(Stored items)
________________________________________
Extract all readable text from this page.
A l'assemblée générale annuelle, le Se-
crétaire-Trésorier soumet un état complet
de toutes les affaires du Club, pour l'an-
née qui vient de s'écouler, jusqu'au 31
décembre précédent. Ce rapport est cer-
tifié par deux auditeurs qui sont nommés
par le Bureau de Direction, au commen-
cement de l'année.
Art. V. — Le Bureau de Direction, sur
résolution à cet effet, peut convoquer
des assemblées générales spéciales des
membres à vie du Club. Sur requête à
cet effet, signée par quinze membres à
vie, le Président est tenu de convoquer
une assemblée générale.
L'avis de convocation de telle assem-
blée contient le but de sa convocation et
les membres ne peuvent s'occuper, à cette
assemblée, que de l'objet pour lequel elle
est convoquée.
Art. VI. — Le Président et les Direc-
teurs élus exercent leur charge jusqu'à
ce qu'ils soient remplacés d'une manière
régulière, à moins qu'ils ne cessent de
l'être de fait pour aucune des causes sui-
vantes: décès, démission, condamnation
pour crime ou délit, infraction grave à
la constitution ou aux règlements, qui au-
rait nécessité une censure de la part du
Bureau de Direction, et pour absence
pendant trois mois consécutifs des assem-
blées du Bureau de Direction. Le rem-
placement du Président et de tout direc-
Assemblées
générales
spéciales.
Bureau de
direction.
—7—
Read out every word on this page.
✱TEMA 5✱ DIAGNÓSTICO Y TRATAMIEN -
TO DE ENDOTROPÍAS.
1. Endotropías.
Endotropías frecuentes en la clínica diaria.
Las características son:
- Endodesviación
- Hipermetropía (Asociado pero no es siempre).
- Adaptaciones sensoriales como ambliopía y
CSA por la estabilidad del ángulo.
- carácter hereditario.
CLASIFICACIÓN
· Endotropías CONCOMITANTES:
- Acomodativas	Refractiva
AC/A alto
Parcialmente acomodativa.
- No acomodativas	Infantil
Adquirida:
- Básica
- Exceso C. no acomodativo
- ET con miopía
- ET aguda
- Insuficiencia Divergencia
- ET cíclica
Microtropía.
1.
________________________________________
*WORK TO COMPLETE*. Type out the full listing again, exactly as given.

*TASK OUTPUT*.
Extract all readable text from this page.
A l'assemblée générale annuelle, le Se-
crétaire-Trésorier soumet un état complet
de toutes les affaires du Club, pour l'an-
née qui vient de s'écouler, jusqu'au 31
décembre précédent. Ce rapport est cer-
tifié par deux auditeurs qui sont nommés
par le Bureau de Direction, au commen-
cement de l'année.
Art. V. — Le Bureau de Direction, sur
résolution à cet effet, peut convoquer
des assemblées générales spéciales des
membres à vie du Club. Sur requête à
cet effet, signée par quinze membres à
vie, le Président est tenu de convoquer
une assemblée générale.
L'avis de convocation de telle assem-
blée contient le but de sa convocation et
les membres ne peuvent s'occuper, à cette
assemblée, que de l'objet pour lequel elle
est convoquée.
Art. VI. — Le Président et les Direc-
teurs élus exercent leur charge jusqu'à
ce qu'ils soient remplacés d'une manière
régulière, à moins qu'ils ne cessent de
l'être de fait pour aucune des causes sui-
vantes: décès, démission, condamnation
pour crime ou délit, infraction grave à
la constitution ou aux règlements, qui au-
rait nécessité une censure de la part du
Bureau de Direction, et pour absence
pendant trois mois consécutifs des assem-
blées du Bureau de Direction. Le rem-
placement du Président et de tout direc-
Assemblées
générales
spéciales.
Bureau de
direction.
—7—
Read out every word on this page.
✱TEMA 5✱ DIAGNÓSTICO Y TRATAMIEN -
TO DE ENDOTROPÍAS.
1. Endotropías.
Endotropías frecuentes en la clínica diaria.
Las características son:
- Endodesviación
- Hipermetropía (Asociado pero no es siempre).
- Adaptaciones sensoriales como ambliopía y
CSA por la estabilidad del ángulo.
- carácter hereditario.
CLASIFICACIÓN
· Endotropías CONCOMITANTES:
- Acomodativas	Refractiva
AC/A alto
Parcialmente acomodativa.
- No acomodativas	Infantil
Adquirida:
- Básica
- Exceso C. no acomodativo
- ET con miopía
- ET aguda
- Insuficiencia Divergencia
- ET cíclica
Microtropía.
1.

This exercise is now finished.